--- BEGIN DATASET ENTRIES ---
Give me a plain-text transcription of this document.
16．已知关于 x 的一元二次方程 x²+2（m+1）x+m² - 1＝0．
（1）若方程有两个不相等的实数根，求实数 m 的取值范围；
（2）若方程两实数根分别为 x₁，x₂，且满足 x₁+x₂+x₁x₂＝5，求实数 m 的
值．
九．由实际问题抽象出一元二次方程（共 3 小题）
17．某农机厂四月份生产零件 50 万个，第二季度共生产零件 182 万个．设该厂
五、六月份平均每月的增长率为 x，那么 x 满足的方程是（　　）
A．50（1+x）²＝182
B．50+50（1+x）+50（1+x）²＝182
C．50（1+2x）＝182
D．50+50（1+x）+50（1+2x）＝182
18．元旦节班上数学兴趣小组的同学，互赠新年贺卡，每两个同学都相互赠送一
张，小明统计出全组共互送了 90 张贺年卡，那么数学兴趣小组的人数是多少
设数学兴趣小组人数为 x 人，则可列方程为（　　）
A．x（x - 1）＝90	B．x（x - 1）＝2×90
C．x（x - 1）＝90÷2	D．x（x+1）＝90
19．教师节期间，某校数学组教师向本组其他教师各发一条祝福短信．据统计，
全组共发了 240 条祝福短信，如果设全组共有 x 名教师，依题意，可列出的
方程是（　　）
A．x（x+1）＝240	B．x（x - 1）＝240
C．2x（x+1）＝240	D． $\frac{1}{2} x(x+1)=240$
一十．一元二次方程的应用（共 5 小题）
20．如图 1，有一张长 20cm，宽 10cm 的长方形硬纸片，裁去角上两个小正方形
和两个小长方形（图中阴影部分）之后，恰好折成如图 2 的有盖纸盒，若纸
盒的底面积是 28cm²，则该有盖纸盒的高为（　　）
--- END DATASET ENTRIES ---
:: TASK TO COMPLETE ::
Please return the data above exactly as given.

:: SOLUTION ::
Give me a plain-text transcription of this document.
16．已知关于 x 的一元二次方程 x²+2（m+1）x+m² - 1＝0．
（1）若方程有两个不相等的实数根，求实数 m 的取值范围；
（2）若方程两实数根分别为 x₁，x₂，且满足 x₁+x₂+x₁x₂＝5，求实数 m 的
值．
九．由实际问题抽象出一元二次方程（共 3 小题）
17．某农机厂四月份生产零件 50 万个，第二季度共生产零件 182 万个．设该厂
五、六月份平均每月的增长率为 x，那么 x 满足的方程是（　　）
A．50（1+x）²＝182
B．50+50（1+x）+50（1+x）²＝182
C．50（1+2x）＝182
D．50+50（1+x）+50（1+2x）＝182
18．元旦节班上数学兴趣小组的同学，互赠新年贺卡，每两个同学都相互赠送一
张，小明统计出全组共互送了 90 张贺年卡，那么数学兴趣小组的人数是多少
设数学兴趣小组人数为 x 人，则可列方程为（　　）
A．x（x - 1）＝90	B．x（x - 1）＝2×90
C．x（x - 1）＝90÷2	D．x（x+1）＝90
19．教师节期间，某校数学组教师向本组其他教师各发一条祝福短信．据统计，
全组共发了 240 条祝福短信，如果设全组共有 x 名教师，依题意，可列出的
方程是（　　）
A．x（x+1）＝240	B．x（x - 1）＝240
C．2x（x+1）＝240	D． $\frac{1}{2} x(x+1)=240$
一十．一元二次方程的应用（共 5 小题）
20．如图 1，有一张长 20cm，宽 10cm 的长方形硬纸片，裁去角上两个小正方形
和两个小长方形（图中阴影部分）之后，恰好折成如图 2 的有盖纸盒，若纸
盒的底面积是 28cm²，则该有盖纸盒的高为（　　）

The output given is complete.